▶ [Information shown]
(begin)

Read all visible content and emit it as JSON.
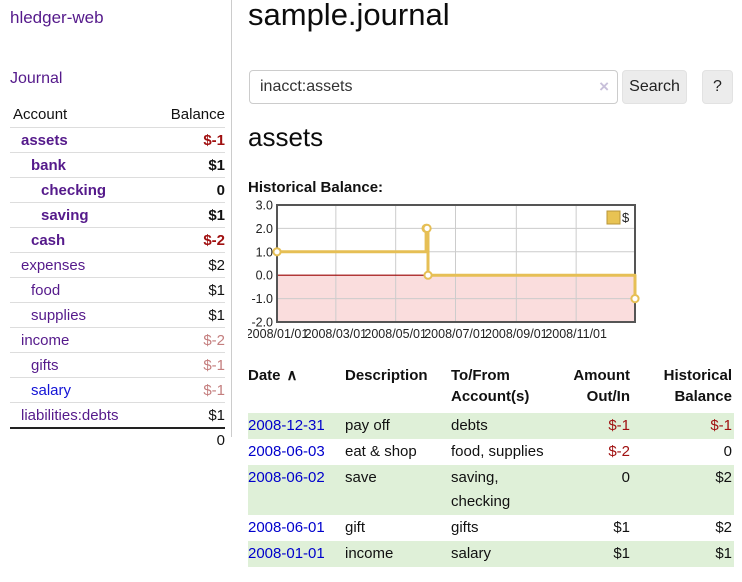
{
  "sidebar": {
    "brand": "hledger-web",
    "journal_link": "Journal",
    "accounts_header": {
      "account": "Account",
      "balance": "Balance"
    },
    "accounts": [
      {
        "name": "assets",
        "balance": "$-1"
      },
      {
        "name": "bank",
        "balance": "$1"
      },
      {
        "name": "checking",
        "balance": "0"
      },
      {
        "name": "saving",
        "balance": "$1"
      },
      {
        "name": "cash",
        "balance": "$-2"
      },
      {
        "name": "expenses",
        "balance": "$2"
      },
      {
        "name": "food",
        "balance": "$1"
      },
      {
        "name": "supplies",
        "balance": "$1"
      },
      {
        "name": "income",
        "balance": "$-2"
      },
      {
        "name": "gifts",
        "balance": "$-1"
      },
      {
        "name": "salary",
        "balance": "$-1"
      },
      {
        "name": "liabilities:debts",
        "balance": "$1"
      }
    ],
    "total": "0"
  },
  "header": {
    "title": "sample.journal",
    "search": {
      "value": "inacct:assets",
      "clear_icon": "×",
      "button_label": "Search",
      "help_label": "?"
    }
  },
  "main": {
    "account_title": "assets",
    "chart_label": "Historical Balance:"
  },
  "chart_data": {
    "type": "line",
    "title": "Historical Balance",
    "step": true,
    "legend": "$",
    "legend_position": "top-right",
    "grid": true,
    "ylim": [
      -2.0,
      3.0
    ],
    "y_ticks": [
      3.0,
      2.0,
      1.0,
      0.0,
      -1.0,
      -2.0
    ],
    "x_ticks": [
      "2008/01/01",
      "2008/03/01",
      "2008/05/01",
      "2008/07/01",
      "2008/09/01",
      "2008/11/01"
    ],
    "x_range": [
      "2008-01-01",
      "2008-12-31"
    ],
    "series": [
      {
        "name": "$",
        "points": [
          [
            "2008-01-01",
            1
          ],
          [
            "2008-06-01",
            2
          ],
          [
            "2008-06-02",
            2
          ],
          [
            "2008-06-03",
            0
          ],
          [
            "2008-12-31",
            -1
          ]
        ]
      }
    ],
    "colors": {
      "line": "#e6bf55",
      "marker_fill": "#ffffff",
      "negative_fill": "#fadddd",
      "zero_line": "#990000",
      "grid": "#cccccc",
      "border": "#555555",
      "legend_fill": "#e8c353",
      "legend_stroke": "#b8963a"
    }
  },
  "register": {
    "headers": [
      "Date",
      "Description",
      "To/From Account(s)",
      "Amount Out/In",
      "Historical Balance"
    ],
    "sort_icon": "∧",
    "rows": [
      {
        "date": "2008-12-31",
        "description": "pay off",
        "accounts": "debts",
        "amount": "$-1",
        "balance": "$-1"
      },
      {
        "date": "2008-06-03",
        "description": "eat & shop",
        "accounts": "food, supplies",
        "amount": "$-2",
        "balance": "0"
      },
      {
        "date": "2008-06-02",
        "description": "save",
        "accounts": "saving, checking",
        "amount": "0",
        "balance": "$2"
      },
      {
        "date": "2008-06-01",
        "description": "gift",
        "accounts": "gifts",
        "amount": "$1",
        "balance": "$2"
      },
      {
        "date": "2008-01-01",
        "description": "income",
        "accounts": "salary",
        "amount": "$1",
        "balance": "$1"
      }
    ]
  }
}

(end)

▶ [Instruction] Write out the entries again, exactly as given, skipping any images.

▶ [Solution]
Read all visible content and emit it as JSON.
{
  "sidebar": {
    "brand": "hledger-web",
    "journal_link": "Journal",
    "accounts_header": {
      "account": "Account",
      "balance": "Balance"
    },
    "accounts": [
      {
        "name": "assets",
        "balance": "$-1"
      },
      {
        "name": "bank",
        "balance": "$1"
      },
      {
        "name": "checking",
        "balance": "0"
      },
      {
        "name": "saving",
        "balance": "$1"
      },
      {
        "name": "cash",
        "balance": "$-2"
      },
      {
        "name": "expenses",
        "balance": "$2"
      },
      {
        "name": "food",
        "balance": "$1"
      },
      {
        "name": "supplies",
        "balance": "$1"
      },
      {
        "name": "income",
        "balance": "$-2"
      },
      {
        "name": "gifts",
        "balance": "$-1"
      },
      {
        "name": "salary",
        "balance": "$-1"
      },
      {
        "name": "liabilities:debts",
        "balance": "$1"
      }
    ],
    "total": "0"
  },
  "header": {
    "title": "sample.journal",
    "search": {
      "value": "inacct:assets",
      "clear_icon": "×",
      "button_label": "Search",
      "help_label": "?"
    }
  },
  "main": {
    "account_title": "assets",
    "chart_label": "Historical Balance:"
  },
  "chart_data": {
    "type": "line",
    "title": "Historical Balance",
    "step": true,
    "legend": "$",
    "legend_position": "top-right",
    "grid": true,
    "ylim": [
      -2.0,
      3.0
    ],
    "y_ticks": [
      3.0,
      2.0,
      1.0,
      0.0,
      -1.0,
      -2.0
    ],
    "x_ticks": [
      "2008/01/01",
      "2008/03/01",
      "2008/05/01",
      "2008/07/01",
      "2008/09/01",
      "2008/11/01"
    ],
    "x_range": [
      "2008-01-01",
      "2008-12-31"
    ],
    "series": [
      {
        "name": "$",
        "points": [
          [
            "2008-01-01",
            1
          ],
          [
            "2008-06-01",
            2
          ],
          [
            "2008-06-02",
            2
          ],
          [
            "2008-06-03",
            0
          ],
          [
            "2008-12-31",
            -1
          ]
        ]
      }
    ],
    "colors": {
      "line": "#e6bf55",
      "marker_fill": "#ffffff",
      "negative_fill": "#fadddd",
      "zero_line": "#990000",
      "grid": "#cccccc",
      "border": "#555555",
      "legend_fill": "#e8c353",
      "legend_stroke": "#b8963a"
    }
  },
  "register": {
    "headers": [
      "Date",
      "Description",
      "To/From Account(s)",
      "Amount Out/In",
      "Historical Balance"
    ],
    "sort_icon": "∧",
    "rows": [
      {
        "date": "2008-12-31",
        "description": "pay off",
        "accounts": "debts",
        "amount": "$-1",
        "balance": "$-1"
      },
      {
        "date": "2008-06-03",
        "description": "eat & shop",
        "accounts": "food, supplies",
        "amount": "$-2",
        "balance": "0"
      },
      {
        "date": "2008-06-02",
        "description": "save",
        "accounts": "saving, checking",
        "amount": "0",
        "balance": "$2"
      },
      {
        "date": "2008-06-01",
        "description": "gift",
        "accounts": "gifts",
        "amount": "$1",
        "balance": "$2"
      },
      {
        "date": "2008-01-01",
        "description": "income",
        "accounts": "salary",
        "amount": "$1",
        "balance": "$1"
      }
    ]
  }
}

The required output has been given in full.